The task |
Go through the records below line by line. Count the lines with "反铲挖掘机" and give the count alone.
# START OF Exercise inputs
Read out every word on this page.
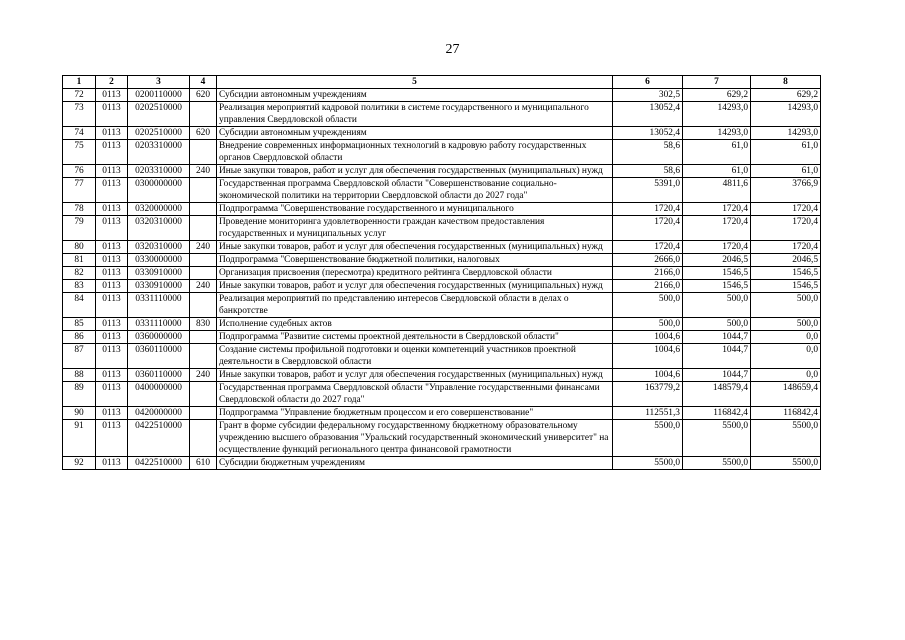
27
1	2	3	4	5	6	7	8
72	0113	0200110000	620	Субсидии автономным учреждениям	302,5	629,2	629,2
73	0113	0202510000		Реализация мероприятий кадровой политики в системе государственного и муниципального управления Свердловской области	13052,4	14293,0	14293,0
74	0113	0202510000	620	Субсидии автономным учреждениям	13052,4	14293,0	14293,0
75	0113	0203310000		Внедрение современных информационных технологий в кадровую работу государственных органов Свердловской области	58,6	61,0	61,0
76	0113	0203310000	240	Иные закупки товаров, работ и услуг для обеспечения государственных (муниципальных) нужд	58,6	61,0	61,0
77	0113	0300000000		Государственная программа Свердловской области "Совершенствование социально-экономической политики на территории Свердловской области до 2027 года"	5391,0	4811,6	3766,9
78	0113	0320000000		Подпрограмма "Совершенствование государственного и муниципального	1720,4	1720,4	1720,4
79	0113	0320310000		Проведение мониторинга удовлетворенности граждан качеством предоставления государственных и муниципальных услуг	1720,4	1720,4	1720,4
80	0113	0320310000	240	Иные закупки товаров, работ и услуг для обеспечения государственных (муниципальных) нужд	1720,4	1720,4	1720,4
81	0113	0330000000		Подпрограмма "Совершенствование бюджетной политики, налоговых	2666,0	2046,5	2046,5
82	0113	0330910000		Организация присвоения (пересмотра) кредитного рейтинга Свердловской области	2166,0	1546,5	1546,5
83	0113	0330910000	240	Иные закупки товаров, работ и услуг для обеспечения государственных (муниципальных) нужд	2166,0	1546,5	1546,5
84	0113	0331110000		Реализация мероприятий по представлению интересов Свердловской области в делах о банкротстве	500,0	500,0	500,0
85	0113	0331110000	830	Исполнение судебных актов	500,0	500,0	500,0
86	0113	0360000000		Подпрограмма "Развитие системы проектной деятельности в Свердловской области"	1004,6	1044,7	0,0
87	0113	0360110000		Создание системы профильной подготовки и оценки компетенций участников проектной деятельности в Свердловской области	1004,6	1044,7	0,0
88	0113	0360110000	240	Иные закупки товаров, работ и услуг для обеспечения государственных (муниципальных) нужд	1004,6	1044,7	0,0
89	0113	0400000000		Государственная программа Свердловской области "Управление государственными финансами Свердловской области до 2027 года"	163779,2	148579,4	148659,4
90	0113	0420000000		Подпрограмма "Управление бюджетным процессом и его совершенствование"	112551,3	116842,4	116842,4
91	0113	0422510000		Грант в форме субсидии федеральному государственному бюджетному образовательному учреждению высшего образования "Уральский государственный экономический университет" на осуществление функций регионального центра финансовой грамотности	5500,0	5500,0	5500,0
92	0113	0422510000	610	Субсидии бюджетным учреждениям	5500,0	5500,0	5500,0
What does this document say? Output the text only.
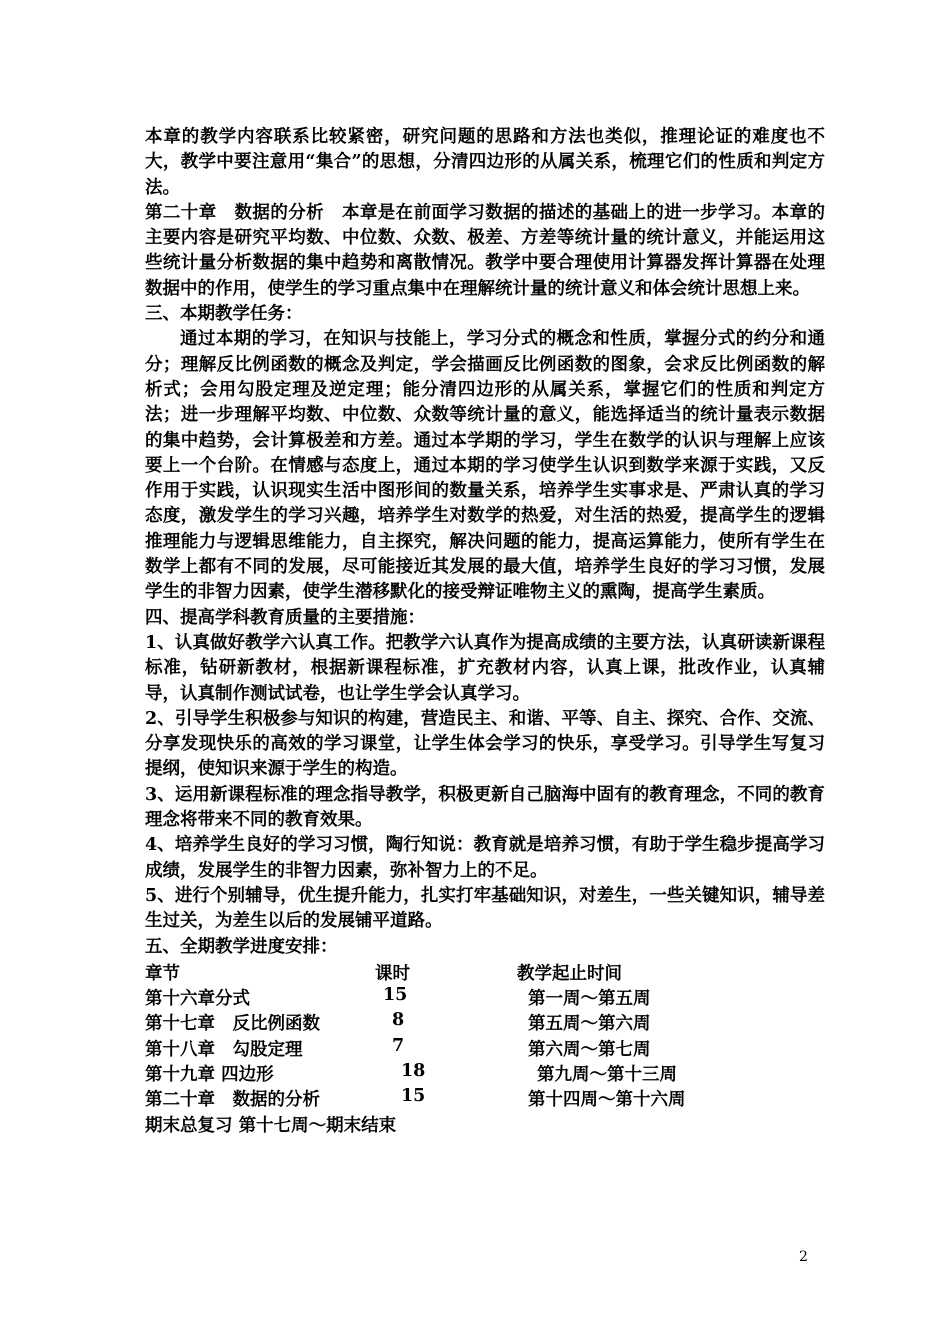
本章的教学内容联系比较紧密，研究问题的思路和方法也类似，推理论证的难度也不大，教学中要注意用“集合”的思想，分清四边形的从属关系，梳理它们的性质和判定方法。

第二十章　数据的分析　本章是在前面学习数据的描述的基础上的进一步学习。本章的主要内容是研究平均数、中位数、众数、极差、方差等统计量的统计意义，并能运用这些统计量分析数据的集中趋势和离散情况。教学中要合理使用计算器发挥计算器在处理数据中的作用，使学生的学习重点集中在理解统计量的统计意义和体会统计思想上来。

三、本期教学任务：

通过本期的学习，在知识与技能上，学习分式的概念和性质，掌握分式的约分和通分；理解反比例函数的概念及判定，学会描画反比例函数的图象，会求反比例函数的解析式；会用勾股定理及逆定理；能分清四边形的从属关系，掌握它们的性质和判定方法；进一步理解平均数、中位数、众数等统计量的意义，能选择适当的统计量表示数据的集中趋势，会计算极差和方差。通过本学期的学习，学生在数学的认识与理解上应该要上一个台阶。在情感与态度上，通过本期的学习使学生认识到数学来源于实践，又反作用于实践，认识现实生活中图形间的数量关系，培养学生实事求是、严肃认真的学习态度，激发学生的学习兴趣，培养学生对数学的热爱，对生活的热爱，提高学生的逻辑推理能力与逻辑思维能力，自主探究，解决问题的能力，提高运算能力，使所有学生在数学上都有不同的发展，尽可能接近其发展的最大值，培养学生良好的学习习惯，发展学生的非智力因素，使学生潜移默化的接受辩证唯物主义的熏陶，提高学生素质。

四、提高学科教育质量的主要措施：

1、认真做好教学六认真工作。把教学六认真作为提高成绩的主要方法，认真研读新课程标准，钻研新教材，根据新课程标准，扩充教材内容，认真上课，批改作业，认真辅导，认真制作测试试卷，也让学生学会认真学习。

2、引导学生积极参与知识的构建，营造民主、和谐、平等、自主、探究、合作、交流、分享发现快乐的高效的学习课堂，让学生体会学习的快乐，享受学习。引导学生写复习提纲，使知识来源于学生的构造。

3、运用新课程标准的理念指导教学，积极更新自己脑海中固有的教育理念，不同的教育理念将带来不同的教育效果。

4、培养学生良好的学习习惯，陶行知说：教育就是培养习惯，有助于学生稳步提高学习成绩，发展学生的非智力因素，弥补智力上的不足。

5、进行个别辅导，优生提升能力，扎实打牢基础知识，对差生，一些关键知识，辅导差生过关，为差生以后的发展铺平道路。

五、全期教学进度安排：

章节	课时	教学起止时间
第十六章分式	15	第一周～第五周
第十七章　反比例函数	8	第五周～第六周
第十八章　勾股定理	7	第六周～第七周
第十九章 四边形	18	第九周～第十三周
第二十章　数据的分析	15	第十四周～第十六周
期末总复习 第十七周～期末结束
2
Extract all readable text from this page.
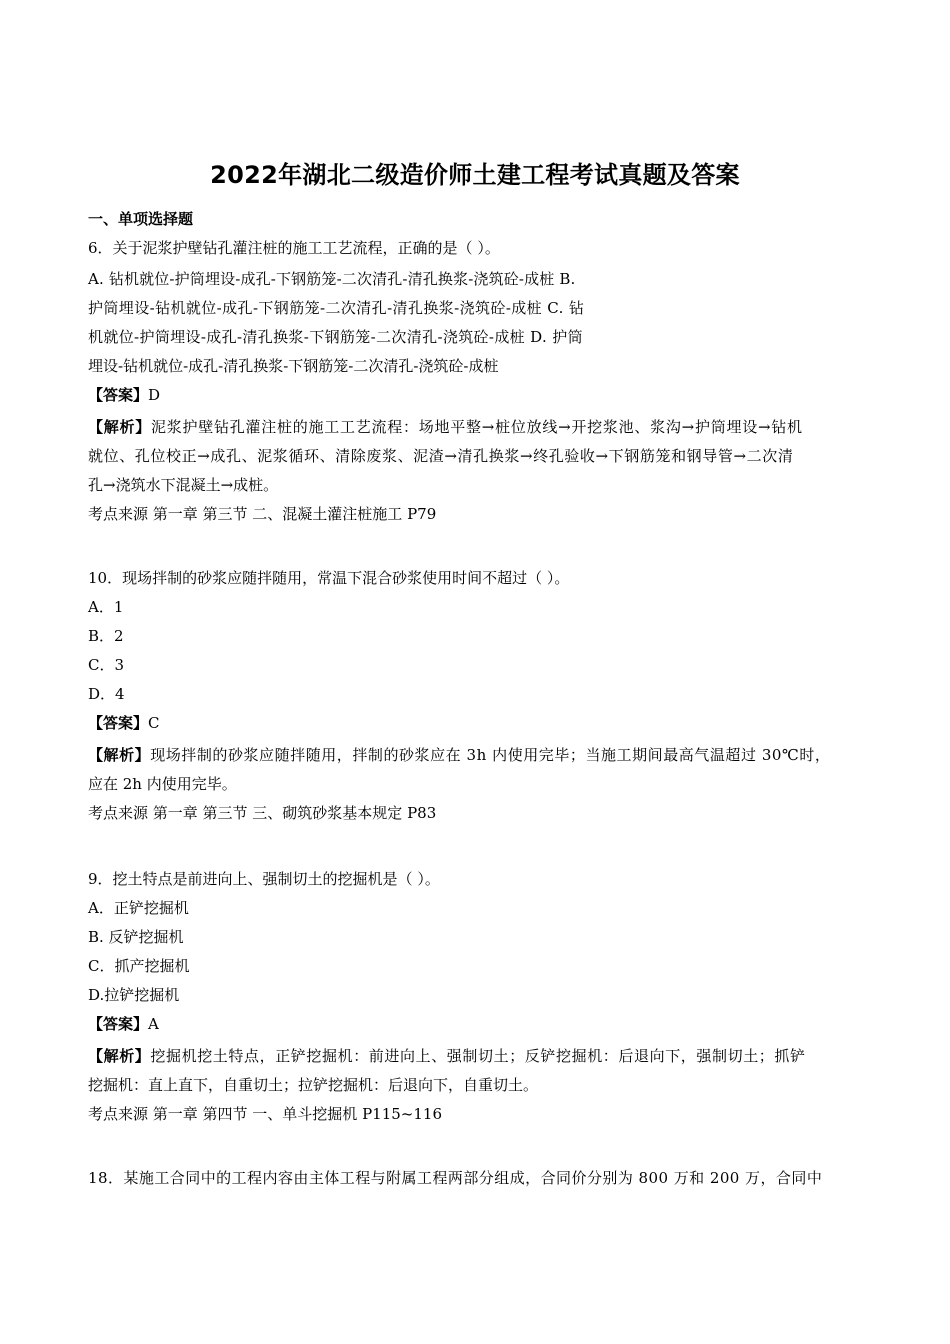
2022年湖北二级造价师土建工程考试真题及答案
一、单项选择题
6．关于泥浆护壁钻孔灌注桩的施工工艺流程，正确的是（ ）。
A. 钻机就位-护筒埋设-成孔-下钢筋笼-二次清孔-清孔换浆-浇筑砼-成桩 B.
护筒埋设-钻机就位-成孔-下钢筋笼-二次清孔-清孔换浆-浇筑砼-成桩 C. 钻
机就位-护筒埋设-成孔-清孔换浆-下钢筋笼-二次清孔-浇筑砼-成桩 D. 护筒
埋设-钻机就位-成孔-清孔换浆-下钢筋笼-二次清孔-浇筑砼-成桩
【答案】D
【解析】泥浆护壁钻孔灌注桩的施工工艺流程：场地平整→桩位放线→开挖浆池、浆沟→护筒埋设→钻机
就位、孔位校正→成孔、泥浆循环、清除废浆、泥渣→清孔换浆→终孔验收→下钢筋笼和钢导管→二次清
孔→浇筑水下混凝土→成桩。
考点来源 第一章 第三节 二、混凝土灌注桩施工 P79
10．现场拌制的砂浆应随拌随用，常温下混合砂浆使用时间不超过（ ）。
A．1
B．2
C．3
D．4
【答案】C
【解析】现场拌制的砂浆应随拌随用，拌制的砂浆应在 3h 内使用完毕；当施工期间最高气温超过 30℃时，
应在 2h 内使用完毕。
考点来源 第一章 第三节 三、砌筑砂浆基本规定 P83
9．挖土特点是前进向上、强制切土的挖掘机是（ ）。
A．正铲挖掘机
B. 反铲挖掘机
C．抓产挖掘机
D.拉铲挖掘机
【答案】A
【解析】挖掘机挖土特点，正铲挖掘机：前进向上、强制切土；反铲挖掘机：后退向下，强制切土；抓铲
挖掘机：直上直下，自重切土；拉铲挖掘机：后退向下，自重切土。
考点来源 第一章 第四节 一、单斗挖掘机 P115~116
18．某施工合同中的工程内容由主体工程与附属工程两部分组成，合同价分别为 800 万和 200 万，合同中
# END OF Exercise inputs
Task output |
2